(Brief) Count how many lines below include the string "Temperature", and give that number without anything else.

(Supplied data)
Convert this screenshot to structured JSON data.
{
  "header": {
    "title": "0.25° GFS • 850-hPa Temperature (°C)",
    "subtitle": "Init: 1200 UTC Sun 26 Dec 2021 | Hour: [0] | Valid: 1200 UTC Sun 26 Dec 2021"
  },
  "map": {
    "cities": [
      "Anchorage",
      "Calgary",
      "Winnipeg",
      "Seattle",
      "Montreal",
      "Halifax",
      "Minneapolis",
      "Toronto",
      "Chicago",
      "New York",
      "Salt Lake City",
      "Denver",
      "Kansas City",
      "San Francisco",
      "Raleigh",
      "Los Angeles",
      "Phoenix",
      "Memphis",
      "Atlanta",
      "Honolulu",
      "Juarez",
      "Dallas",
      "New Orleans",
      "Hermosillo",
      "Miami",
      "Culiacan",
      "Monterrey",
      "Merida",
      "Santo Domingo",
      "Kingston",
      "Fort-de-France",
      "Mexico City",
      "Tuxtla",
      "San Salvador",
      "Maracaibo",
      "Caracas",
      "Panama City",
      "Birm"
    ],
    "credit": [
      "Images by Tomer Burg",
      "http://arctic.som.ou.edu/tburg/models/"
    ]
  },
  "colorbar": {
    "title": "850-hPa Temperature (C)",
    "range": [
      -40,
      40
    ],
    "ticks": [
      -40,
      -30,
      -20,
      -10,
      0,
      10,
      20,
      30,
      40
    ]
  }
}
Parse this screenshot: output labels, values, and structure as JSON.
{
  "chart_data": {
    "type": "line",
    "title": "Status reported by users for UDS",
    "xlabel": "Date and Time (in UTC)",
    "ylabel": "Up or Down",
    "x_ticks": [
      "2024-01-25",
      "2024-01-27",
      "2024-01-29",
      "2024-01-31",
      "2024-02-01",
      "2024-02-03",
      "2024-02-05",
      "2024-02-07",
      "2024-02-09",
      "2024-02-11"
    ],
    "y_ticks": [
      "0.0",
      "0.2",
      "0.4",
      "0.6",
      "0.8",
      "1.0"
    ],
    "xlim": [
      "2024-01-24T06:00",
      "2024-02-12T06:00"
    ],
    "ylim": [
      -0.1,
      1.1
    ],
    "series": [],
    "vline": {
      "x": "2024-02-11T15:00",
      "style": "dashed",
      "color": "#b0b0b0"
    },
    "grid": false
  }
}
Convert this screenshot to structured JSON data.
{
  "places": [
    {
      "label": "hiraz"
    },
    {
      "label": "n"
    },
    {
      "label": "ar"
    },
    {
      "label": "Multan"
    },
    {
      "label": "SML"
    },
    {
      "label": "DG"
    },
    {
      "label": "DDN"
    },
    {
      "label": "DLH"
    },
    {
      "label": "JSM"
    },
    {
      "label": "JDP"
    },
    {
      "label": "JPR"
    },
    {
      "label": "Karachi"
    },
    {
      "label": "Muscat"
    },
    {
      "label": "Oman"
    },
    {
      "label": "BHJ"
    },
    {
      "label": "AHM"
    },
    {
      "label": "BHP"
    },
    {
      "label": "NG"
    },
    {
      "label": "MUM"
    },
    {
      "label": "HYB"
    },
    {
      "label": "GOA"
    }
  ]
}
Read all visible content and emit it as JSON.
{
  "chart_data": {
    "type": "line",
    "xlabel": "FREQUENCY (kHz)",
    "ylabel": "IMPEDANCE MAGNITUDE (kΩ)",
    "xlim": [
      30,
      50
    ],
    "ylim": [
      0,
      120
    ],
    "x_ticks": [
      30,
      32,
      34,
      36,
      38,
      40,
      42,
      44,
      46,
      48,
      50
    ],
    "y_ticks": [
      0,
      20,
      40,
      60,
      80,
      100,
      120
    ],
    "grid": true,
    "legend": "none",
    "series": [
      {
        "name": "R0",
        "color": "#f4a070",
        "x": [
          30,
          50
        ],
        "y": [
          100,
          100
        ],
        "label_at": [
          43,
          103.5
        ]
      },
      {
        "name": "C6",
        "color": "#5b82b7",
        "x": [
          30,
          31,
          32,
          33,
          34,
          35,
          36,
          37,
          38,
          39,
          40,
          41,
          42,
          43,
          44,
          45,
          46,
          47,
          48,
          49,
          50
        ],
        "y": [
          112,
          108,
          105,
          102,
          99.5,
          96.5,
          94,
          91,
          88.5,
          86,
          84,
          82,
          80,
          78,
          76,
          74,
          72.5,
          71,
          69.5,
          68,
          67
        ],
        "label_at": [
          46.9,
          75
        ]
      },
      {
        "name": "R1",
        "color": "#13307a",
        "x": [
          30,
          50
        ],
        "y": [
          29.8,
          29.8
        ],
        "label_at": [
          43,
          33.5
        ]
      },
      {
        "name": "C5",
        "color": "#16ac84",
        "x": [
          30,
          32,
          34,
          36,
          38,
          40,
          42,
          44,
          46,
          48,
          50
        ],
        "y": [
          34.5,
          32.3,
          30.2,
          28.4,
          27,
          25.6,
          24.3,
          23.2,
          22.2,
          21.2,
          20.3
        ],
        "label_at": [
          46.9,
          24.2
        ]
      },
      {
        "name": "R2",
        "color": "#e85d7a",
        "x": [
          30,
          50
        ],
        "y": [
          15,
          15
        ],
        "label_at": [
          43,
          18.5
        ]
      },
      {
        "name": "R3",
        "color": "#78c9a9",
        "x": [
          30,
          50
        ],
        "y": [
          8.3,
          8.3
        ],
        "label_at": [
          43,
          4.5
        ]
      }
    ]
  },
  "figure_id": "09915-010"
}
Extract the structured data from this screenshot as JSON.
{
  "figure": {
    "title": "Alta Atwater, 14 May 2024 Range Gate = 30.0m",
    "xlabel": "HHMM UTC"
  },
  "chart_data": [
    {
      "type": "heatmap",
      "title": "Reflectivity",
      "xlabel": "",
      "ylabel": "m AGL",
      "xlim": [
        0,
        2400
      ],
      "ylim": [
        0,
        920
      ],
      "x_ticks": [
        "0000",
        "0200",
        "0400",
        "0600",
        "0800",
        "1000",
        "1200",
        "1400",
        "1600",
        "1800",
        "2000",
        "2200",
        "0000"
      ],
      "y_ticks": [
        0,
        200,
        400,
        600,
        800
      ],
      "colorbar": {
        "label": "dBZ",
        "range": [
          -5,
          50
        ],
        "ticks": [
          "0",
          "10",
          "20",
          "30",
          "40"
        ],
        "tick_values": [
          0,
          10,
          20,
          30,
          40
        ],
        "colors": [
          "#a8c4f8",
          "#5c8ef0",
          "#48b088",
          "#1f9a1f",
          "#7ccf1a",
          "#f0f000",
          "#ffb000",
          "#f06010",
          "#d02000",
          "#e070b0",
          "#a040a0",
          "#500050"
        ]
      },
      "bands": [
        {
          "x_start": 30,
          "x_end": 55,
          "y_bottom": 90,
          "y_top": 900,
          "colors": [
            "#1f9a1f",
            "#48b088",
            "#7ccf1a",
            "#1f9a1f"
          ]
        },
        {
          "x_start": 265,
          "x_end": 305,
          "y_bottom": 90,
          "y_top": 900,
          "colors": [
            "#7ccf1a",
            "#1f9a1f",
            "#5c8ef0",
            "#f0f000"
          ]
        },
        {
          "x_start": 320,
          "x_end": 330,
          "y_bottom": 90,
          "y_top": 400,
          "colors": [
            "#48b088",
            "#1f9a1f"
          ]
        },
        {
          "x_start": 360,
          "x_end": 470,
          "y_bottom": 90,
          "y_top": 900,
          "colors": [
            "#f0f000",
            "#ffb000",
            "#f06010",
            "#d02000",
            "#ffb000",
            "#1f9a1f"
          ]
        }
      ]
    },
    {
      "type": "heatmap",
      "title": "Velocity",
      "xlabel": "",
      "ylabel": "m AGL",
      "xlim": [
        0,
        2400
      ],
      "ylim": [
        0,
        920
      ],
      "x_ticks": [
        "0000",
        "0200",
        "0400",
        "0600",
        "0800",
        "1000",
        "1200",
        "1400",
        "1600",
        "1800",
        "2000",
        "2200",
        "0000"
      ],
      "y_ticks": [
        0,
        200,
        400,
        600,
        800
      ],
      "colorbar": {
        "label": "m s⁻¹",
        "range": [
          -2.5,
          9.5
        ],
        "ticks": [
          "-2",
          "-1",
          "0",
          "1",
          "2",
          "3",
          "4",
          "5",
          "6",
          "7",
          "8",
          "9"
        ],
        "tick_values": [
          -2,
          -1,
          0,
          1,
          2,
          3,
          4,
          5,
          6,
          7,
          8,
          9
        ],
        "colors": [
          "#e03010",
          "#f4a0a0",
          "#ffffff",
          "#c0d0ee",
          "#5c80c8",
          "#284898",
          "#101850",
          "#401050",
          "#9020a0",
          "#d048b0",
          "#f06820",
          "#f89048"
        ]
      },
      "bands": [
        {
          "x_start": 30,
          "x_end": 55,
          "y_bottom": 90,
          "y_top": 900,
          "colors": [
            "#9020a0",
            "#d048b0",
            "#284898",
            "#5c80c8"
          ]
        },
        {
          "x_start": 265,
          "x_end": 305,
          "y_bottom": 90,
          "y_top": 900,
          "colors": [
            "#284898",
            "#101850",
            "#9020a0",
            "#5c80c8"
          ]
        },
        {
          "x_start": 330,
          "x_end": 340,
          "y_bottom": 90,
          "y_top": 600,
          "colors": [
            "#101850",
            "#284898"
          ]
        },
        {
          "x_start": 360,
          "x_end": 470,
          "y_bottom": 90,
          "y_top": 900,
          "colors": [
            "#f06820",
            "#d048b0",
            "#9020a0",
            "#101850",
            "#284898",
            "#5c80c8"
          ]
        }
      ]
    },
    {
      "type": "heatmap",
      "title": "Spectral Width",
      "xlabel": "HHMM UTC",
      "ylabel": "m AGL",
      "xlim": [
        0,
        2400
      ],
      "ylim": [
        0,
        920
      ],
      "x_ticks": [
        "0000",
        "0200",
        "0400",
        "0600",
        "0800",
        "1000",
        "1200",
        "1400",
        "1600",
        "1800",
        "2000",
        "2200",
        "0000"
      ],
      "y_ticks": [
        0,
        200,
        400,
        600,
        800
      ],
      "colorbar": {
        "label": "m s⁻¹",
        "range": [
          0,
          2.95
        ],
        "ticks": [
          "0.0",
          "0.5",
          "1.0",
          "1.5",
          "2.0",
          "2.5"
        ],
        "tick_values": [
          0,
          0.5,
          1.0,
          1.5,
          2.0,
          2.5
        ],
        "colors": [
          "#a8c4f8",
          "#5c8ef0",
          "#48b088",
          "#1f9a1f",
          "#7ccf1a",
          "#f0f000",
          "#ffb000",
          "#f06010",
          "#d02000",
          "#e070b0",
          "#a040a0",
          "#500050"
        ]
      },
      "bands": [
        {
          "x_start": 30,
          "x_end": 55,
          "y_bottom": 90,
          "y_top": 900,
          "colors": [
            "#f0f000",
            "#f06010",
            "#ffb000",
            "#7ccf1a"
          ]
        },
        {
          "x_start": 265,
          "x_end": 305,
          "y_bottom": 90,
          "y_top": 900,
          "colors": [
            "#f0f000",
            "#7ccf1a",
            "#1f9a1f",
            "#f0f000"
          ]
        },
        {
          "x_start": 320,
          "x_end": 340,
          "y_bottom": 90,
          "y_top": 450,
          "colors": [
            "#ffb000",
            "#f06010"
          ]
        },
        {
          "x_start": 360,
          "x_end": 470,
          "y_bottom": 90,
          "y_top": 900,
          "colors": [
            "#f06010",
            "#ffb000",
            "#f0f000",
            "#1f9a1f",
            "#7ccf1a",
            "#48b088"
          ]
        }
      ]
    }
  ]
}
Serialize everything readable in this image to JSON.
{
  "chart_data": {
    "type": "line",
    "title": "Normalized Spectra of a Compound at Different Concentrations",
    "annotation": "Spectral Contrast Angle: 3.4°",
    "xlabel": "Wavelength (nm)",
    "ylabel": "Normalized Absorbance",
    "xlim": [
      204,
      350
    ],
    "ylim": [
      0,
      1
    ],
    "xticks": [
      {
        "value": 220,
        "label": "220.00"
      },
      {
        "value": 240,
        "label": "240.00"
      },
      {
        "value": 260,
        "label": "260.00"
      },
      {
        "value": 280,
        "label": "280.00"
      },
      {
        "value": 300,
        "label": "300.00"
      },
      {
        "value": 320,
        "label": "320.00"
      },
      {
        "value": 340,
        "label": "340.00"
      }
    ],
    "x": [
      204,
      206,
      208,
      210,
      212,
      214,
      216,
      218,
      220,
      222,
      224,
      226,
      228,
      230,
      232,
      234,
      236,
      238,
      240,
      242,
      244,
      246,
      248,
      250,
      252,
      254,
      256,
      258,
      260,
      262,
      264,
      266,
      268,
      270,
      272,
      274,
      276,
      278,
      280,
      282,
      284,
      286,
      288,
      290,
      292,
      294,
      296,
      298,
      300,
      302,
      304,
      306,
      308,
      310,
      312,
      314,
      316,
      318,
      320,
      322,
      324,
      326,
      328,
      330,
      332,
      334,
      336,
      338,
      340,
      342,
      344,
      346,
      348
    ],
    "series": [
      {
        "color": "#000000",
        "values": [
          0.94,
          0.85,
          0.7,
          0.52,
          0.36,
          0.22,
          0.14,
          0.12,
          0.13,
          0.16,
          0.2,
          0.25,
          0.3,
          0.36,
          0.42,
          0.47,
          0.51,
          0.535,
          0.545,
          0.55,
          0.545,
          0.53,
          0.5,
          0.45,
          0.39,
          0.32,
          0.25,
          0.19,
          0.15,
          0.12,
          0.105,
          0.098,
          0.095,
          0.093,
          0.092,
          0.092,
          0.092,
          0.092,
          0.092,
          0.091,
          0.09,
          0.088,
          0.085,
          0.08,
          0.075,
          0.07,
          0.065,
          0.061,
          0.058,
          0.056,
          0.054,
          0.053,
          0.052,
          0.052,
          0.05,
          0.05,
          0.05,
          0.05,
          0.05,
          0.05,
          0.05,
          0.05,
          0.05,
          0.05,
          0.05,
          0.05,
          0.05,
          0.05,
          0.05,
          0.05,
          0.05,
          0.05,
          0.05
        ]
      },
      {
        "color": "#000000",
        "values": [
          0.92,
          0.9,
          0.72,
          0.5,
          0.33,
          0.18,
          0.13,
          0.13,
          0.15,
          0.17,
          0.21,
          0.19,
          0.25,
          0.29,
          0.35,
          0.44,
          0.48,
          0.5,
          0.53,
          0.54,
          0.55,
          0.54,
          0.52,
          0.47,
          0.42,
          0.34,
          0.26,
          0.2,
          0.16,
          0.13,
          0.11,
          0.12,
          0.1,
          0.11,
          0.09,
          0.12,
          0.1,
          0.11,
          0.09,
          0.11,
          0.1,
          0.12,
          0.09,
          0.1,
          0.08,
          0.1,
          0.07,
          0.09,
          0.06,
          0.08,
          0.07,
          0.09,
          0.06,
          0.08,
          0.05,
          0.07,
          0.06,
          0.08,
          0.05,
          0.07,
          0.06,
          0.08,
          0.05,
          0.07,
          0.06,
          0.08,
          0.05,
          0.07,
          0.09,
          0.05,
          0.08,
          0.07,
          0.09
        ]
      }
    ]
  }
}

(Exercise response) 2